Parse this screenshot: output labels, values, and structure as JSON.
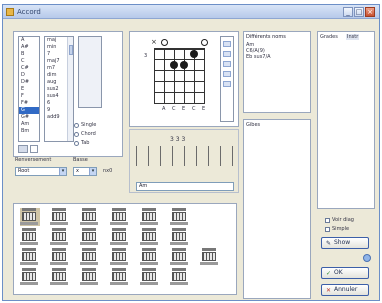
{
  "window": {
    "title": "Accord"
  },
  "titlebar": {
    "minimize": "_",
    "maximize": "□",
    "close": "×"
  },
  "root_list": {
    "items": [
      "A",
      "A#",
      "B",
      "C",
      "C#",
      "D",
      "D#",
      "E",
      "F",
      "F#",
      "G",
      "G#",
      "Am",
      "Bm"
    ],
    "selected_index": 10
  },
  "type_list": {
    "items": [
      "maj",
      "min",
      "7",
      "maj7",
      "m7",
      "dim",
      "aug",
      "sus2",
      "sus4",
      "6",
      "9",
      "add9"
    ]
  },
  "mode_list": {
    "items": [
      "",
      "",
      "",
      "",
      ""
    ]
  },
  "radios": [
    "Single",
    "Chord",
    "Tab"
  ],
  "controls": {
    "left_label": "Renversement",
    "right_label": "Basse",
    "left_value": "Root",
    "right_value": "x",
    "extra_text": "nx0"
  },
  "fretboard": {
    "strings": 6,
    "frets": 5,
    "open_strings": [
      1,
      5
    ],
    "muted_strings": [
      0
    ],
    "fingers": [
      {
        "string": 2,
        "fret": 2
      },
      {
        "string": 3,
        "fret": 2
      },
      {
        "string": 4,
        "fret": 1
      }
    ],
    "bottom_labels": [
      "A",
      "C",
      "E",
      "C",
      "E"
    ],
    "fret_number": "3"
  },
  "notes_row": {
    "header": "3  3  3",
    "text": "Am"
  },
  "right_panes": {
    "top_title": "Différents noms",
    "top_items": [
      "Am",
      "C6/A(9)",
      "Eb sus7/A"
    ],
    "mid_title": "Gibes",
    "side_title": "Grades",
    "side_header": "Instr"
  },
  "checks": [
    "Voir diag",
    "Simple"
  ],
  "buttons": {
    "show": "Show",
    "ok": "OK",
    "cancel": "Annuler"
  },
  "chords_grid": {
    "rows": 4,
    "cols": 6,
    "extra_tile": true
  }
}
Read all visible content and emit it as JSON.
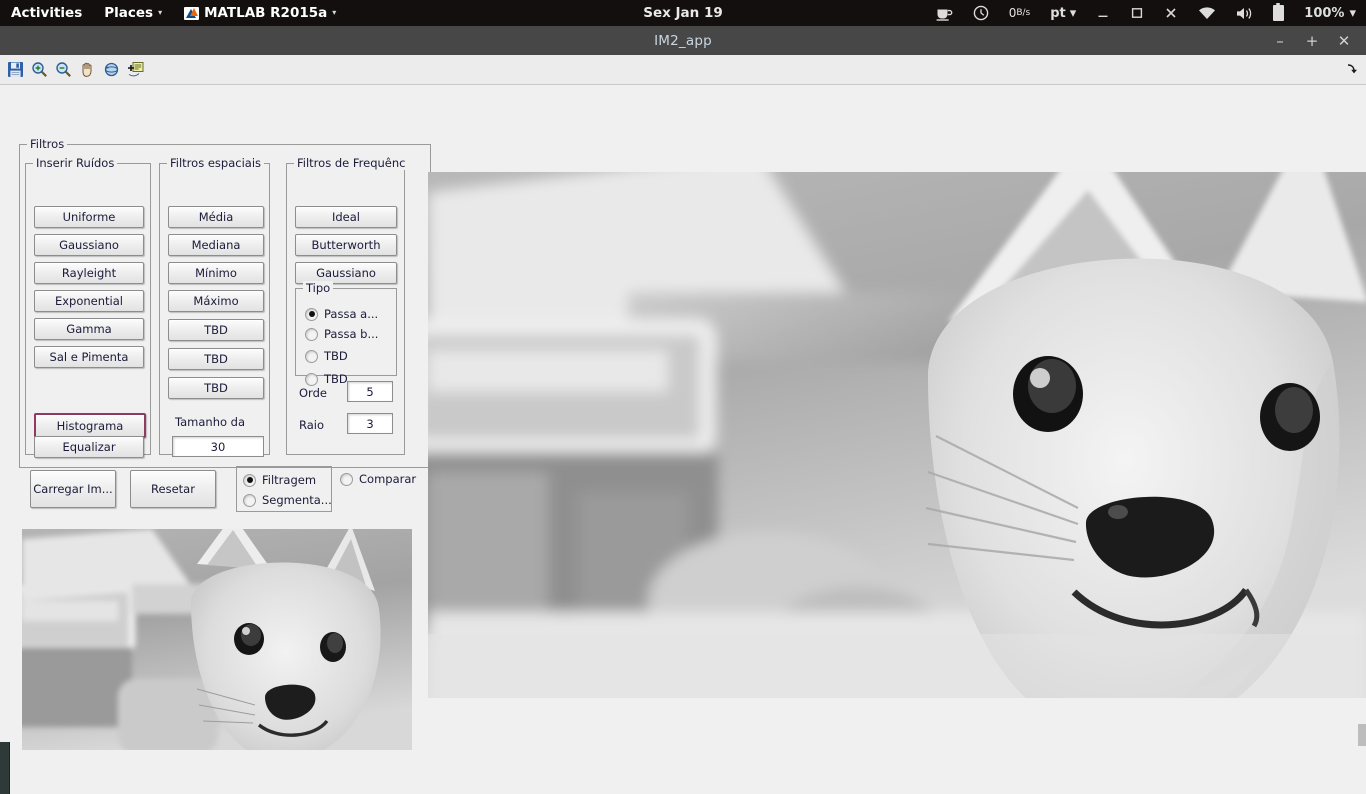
{
  "topbar": {
    "activities": "Activities",
    "places": "Places",
    "app_menu": "MATLAB R2015a",
    "clock": "Sex Jan 19",
    "coffee_icon": "coffee-cup-icon",
    "clock_icon": "clock-icon",
    "net_speed": "0",
    "net_speed_unit": "B/s",
    "language": "pt",
    "minimize": "–",
    "maximize": "□",
    "close": "✕",
    "wifi_icon": "wifi-icon",
    "volume_icon": "volume-icon",
    "battery_icon": "battery-icon",
    "battery_pct": "100%",
    "caret": "▾"
  },
  "window": {
    "title": "IM2_app",
    "minimize": "–",
    "maximize": "+",
    "close": "✕"
  },
  "toolbar": {
    "items": [
      {
        "name": "save-icon",
        "tip": "Save"
      },
      {
        "name": "zoom-in-icon",
        "tip": "Zoom In"
      },
      {
        "name": "zoom-out-icon",
        "tip": "Zoom Out"
      },
      {
        "name": "pan-hand-icon",
        "tip": "Pan"
      },
      {
        "name": "rotate-3d-icon",
        "tip": "Rotate 3D"
      },
      {
        "name": "insert-legend-icon",
        "tip": "Insert Legend"
      }
    ],
    "resize_icon": "resize-arrow-icon"
  },
  "filtros": {
    "legend": "Filtros",
    "ruidos": {
      "legend": "Inserir Ruídos",
      "buttons": [
        "Uniforme",
        "Gaussiano",
        "Rayleight",
        "Exponential",
        "Gamma",
        "Sal e Pimenta"
      ],
      "histograma": "Histograma",
      "equalizar": "Equalizar"
    },
    "espaciais": {
      "legend": "Filtros espaciais",
      "buttons": [
        "Média",
        "Mediana",
        "Mínimo",
        "Máximo",
        "TBD",
        "TBD",
        "TBD"
      ],
      "tamanho_label": "Tamanho da",
      "tamanho_value": "30"
    },
    "frequencia": {
      "legend": "Filtros de Frequência",
      "buttons": [
        "Ideal",
        "Butterworth",
        "Gaussiano"
      ],
      "tipo": {
        "legend": "Tipo",
        "options": [
          "Passa a...",
          "Passa b...",
          "TBD",
          "TBD"
        ],
        "selected_index": 0
      },
      "orde_label": "Orde",
      "orde_value": "5",
      "raio_label": "Raio",
      "raio_value": "3"
    }
  },
  "bottom": {
    "carregar": "Carregar Im...",
    "resetar": "Resetar",
    "mode_options": [
      "Filtragem",
      "Segmenta..."
    ],
    "mode_selected_index": 0,
    "comparar": "Comparar",
    "comparar_selected": false
  },
  "images": {
    "preview_alt": "grayscale-doge-thumbnail",
    "main_alt": "grayscale-doge-main"
  },
  "colors": {
    "desktop_bar": "#120f0e",
    "window_chrome": "#474747",
    "panel_bg": "#f0f0f0",
    "button_face": "#efefef",
    "focus_accent": "#8e3a63",
    "text": "#1b1b3a"
  }
}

[Your instructions] The records above should be reproduced exactly, with no pictures included.

[Answer to this task]
Parse this screenshot: output labels, values, and structure as JSON.
{
  "window": {
    "title": "Accord"
  },
  "titlebar": {
    "minimize": "_",
    "maximize": "□",
    "close": "×"
  },
  "root_list": {
    "items": [
      "A",
      "A#",
      "B",
      "C",
      "C#",
      "D",
      "D#",
      "E",
      "F",
      "F#",
      "G",
      "G#",
      "Am",
      "Bm"
    ],
    "selected_index": 10
  },
  "type_list": {
    "items": [
      "maj",
      "min",
      "7",
      "maj7",
      "m7",
      "dim",
      "aug",
      "sus2",
      "sus4",
      "6",
      "9",
      "add9"
    ]
  },
  "mode_list": {
    "items": [
      "",
      "",
      "",
      "",
      ""
    ]
  },
  "radios": [
    "Single",
    "Chord",
    "Tab"
  ],
  "controls": {
    "left_label": "Renversement",
    "right_label": "Basse",
    "left_value": "Root",
    "right_value": "x",
    "extra_text": "nx0"
  },
  "fretboard": {
    "strings": 6,
    "frets": 5,
    "open_strings": [
      1,
      5
    ],
    "muted_strings": [
      0
    ],
    "fingers": [
      {
        "string": 2,
        "fret": 2
      },
      {
        "string": 3,
        "fret": 2
      },
      {
        "string": 4,
        "fret": 1
      }
    ],
    "bottom_labels": [
      "A",
      "C",
      "E",
      "C",
      "E"
    ],
    "fret_number": "3"
  },
  "notes_row": {
    "header": "3  3  3",
    "text": "Am"
  },
  "right_panes": {
    "top_title": "Différents noms",
    "top_items": [
      "Am",
      "C6/A(9)",
      "Eb sus7/A"
    ],
    "mid_title": "Gibes",
    "side_title": "Grades",
    "side_header": "Instr"
  },
  "checks": [
    "Voir diag",
    "Simple"
  ],
  "buttons": {
    "show": "Show",
    "ok": "OK",
    "cancel": "Annuler"
  },
  "chords_grid": {
    "rows": 4,
    "cols": 6,
    "extra_tile": true
  }
}
Read all visible content and emit it as JSON.
{
  "topbar": {
    "activities": "Activities",
    "places": "Places",
    "app_menu": "MATLAB R2015a",
    "clock": "Sex Jan 19",
    "coffee_icon": "coffee-cup-icon",
    "clock_icon": "clock-icon",
    "net_speed": "0",
    "net_speed_unit": "B/s",
    "language": "pt",
    "minimize": "–",
    "maximize": "□",
    "close": "✕",
    "wifi_icon": "wifi-icon",
    "volume_icon": "volume-icon",
    "battery_icon": "battery-icon",
    "battery_pct": "100%",
    "caret": "▾"
  },
  "window": {
    "title": "IM2_app",
    "minimize": "–",
    "maximize": "+",
    "close": "✕"
  },
  "toolbar": {
    "items": [
      {
        "name": "save-icon",
        "tip": "Save"
      },
      {
        "name": "zoom-in-icon",
        "tip": "Zoom In"
      },
      {
        "name": "zoom-out-icon",
        "tip": "Zoom Out"
      },
      {
        "name": "pan-hand-icon",
        "tip": "Pan"
      },
      {
        "name": "rotate-3d-icon",
        "tip": "Rotate 3D"
      },
      {
        "name": "insert-legend-icon",
        "tip": "Insert Legend"
      }
    ],
    "resize_icon": "resize-arrow-icon"
  },
  "filtros": {
    "legend": "Filtros",
    "ruidos": {
      "legend": "Inserir Ruídos",
      "buttons": [
        "Uniforme",
        "Gaussiano",
        "Rayleight",
        "Exponential",
        "Gamma",
        "Sal e Pimenta"
      ],
      "histograma": "Histograma",
      "equalizar": "Equalizar"
    },
    "espaciais": {
      "legend": "Filtros espaciais",
      "buttons": [
        "Média",
        "Mediana",
        "Mínimo",
        "Máximo",
        "TBD",
        "TBD",
        "TBD"
      ],
      "tamanho_label": "Tamanho da",
      "tamanho_value": "30"
    },
    "frequencia": {
      "legend": "Filtros de Frequência",
      "buttons": [
        "Ideal",
        "Butterworth",
        "Gaussiano"
      ],
      "tipo": {
        "legend": "Tipo",
        "options": [
          "Passa a...",
          "Passa b...",
          "TBD",
          "TBD"
        ],
        "selected_index": 0
      },
      "orde_label": "Orde",
      "orde_value": "5",
      "raio_label": "Raio",
      "raio_value": "3"
    }
  },
  "bottom": {
    "carregar": "Carregar Im...",
    "resetar": "Resetar",
    "mode_options": [
      "Filtragem",
      "Segmenta..."
    ],
    "mode_selected_index": 0,
    "comparar": "Comparar",
    "comparar_selected": false
  },
  "images": {
    "preview_alt": "grayscale-doge-thumbnail",
    "main_alt": "grayscale-doge-main"
  },
  "colors": {
    "desktop_bar": "#120f0e",
    "window_chrome": "#474747",
    "panel_bg": "#f0f0f0",
    "button_face": "#efefef",
    "focus_accent": "#8e3a63",
    "text": "#1b1b3a"
  }
}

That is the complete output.